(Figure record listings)
+---+

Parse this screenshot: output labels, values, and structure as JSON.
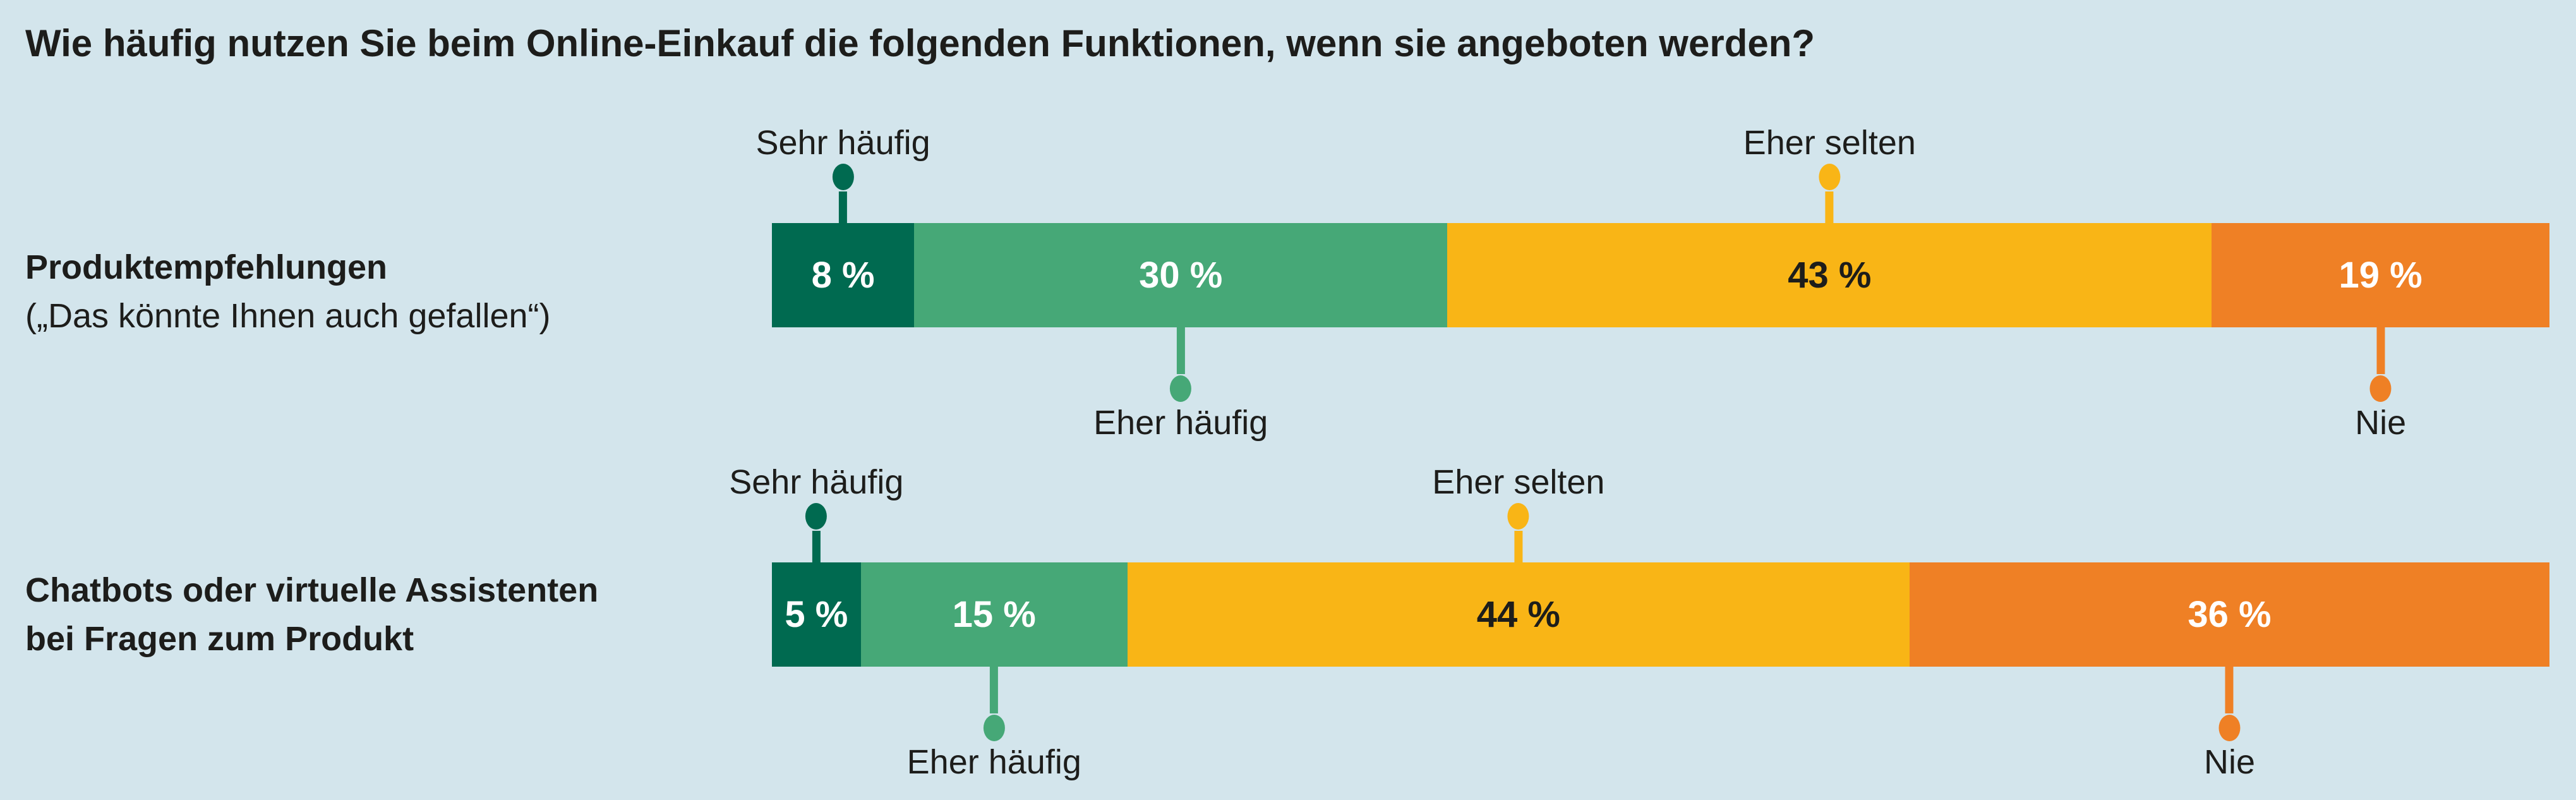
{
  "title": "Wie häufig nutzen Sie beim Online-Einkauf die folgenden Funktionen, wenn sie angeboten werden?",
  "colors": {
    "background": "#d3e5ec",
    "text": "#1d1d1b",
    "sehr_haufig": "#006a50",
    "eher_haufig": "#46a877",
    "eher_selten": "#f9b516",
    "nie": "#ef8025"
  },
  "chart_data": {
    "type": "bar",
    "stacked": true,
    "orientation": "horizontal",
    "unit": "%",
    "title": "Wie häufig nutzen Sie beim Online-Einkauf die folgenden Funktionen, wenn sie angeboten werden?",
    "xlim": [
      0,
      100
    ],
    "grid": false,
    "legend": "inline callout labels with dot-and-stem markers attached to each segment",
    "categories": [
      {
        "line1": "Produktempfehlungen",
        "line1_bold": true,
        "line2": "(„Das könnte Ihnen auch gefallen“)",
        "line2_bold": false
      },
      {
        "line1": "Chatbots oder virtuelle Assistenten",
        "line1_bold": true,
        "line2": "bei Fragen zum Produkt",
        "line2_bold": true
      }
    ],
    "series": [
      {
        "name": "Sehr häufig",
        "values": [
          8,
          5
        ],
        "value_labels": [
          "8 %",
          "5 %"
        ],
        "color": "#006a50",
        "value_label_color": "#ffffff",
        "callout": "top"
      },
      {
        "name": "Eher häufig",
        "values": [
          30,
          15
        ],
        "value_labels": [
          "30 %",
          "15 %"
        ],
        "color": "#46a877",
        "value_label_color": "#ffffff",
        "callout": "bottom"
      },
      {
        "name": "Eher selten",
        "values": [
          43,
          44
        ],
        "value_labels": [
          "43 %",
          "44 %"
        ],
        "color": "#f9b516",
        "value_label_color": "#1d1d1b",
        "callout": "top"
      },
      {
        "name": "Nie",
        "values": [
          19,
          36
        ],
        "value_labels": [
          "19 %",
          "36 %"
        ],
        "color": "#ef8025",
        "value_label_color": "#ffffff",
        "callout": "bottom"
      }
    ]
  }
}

+---+

- The exercise -
Which lines in the records above contain the string "true"? Copy each one.

- Solution for this task -
    "stacked": true,
        "line1_bold": true,
        "line1_bold": true,
        "line2_bold": true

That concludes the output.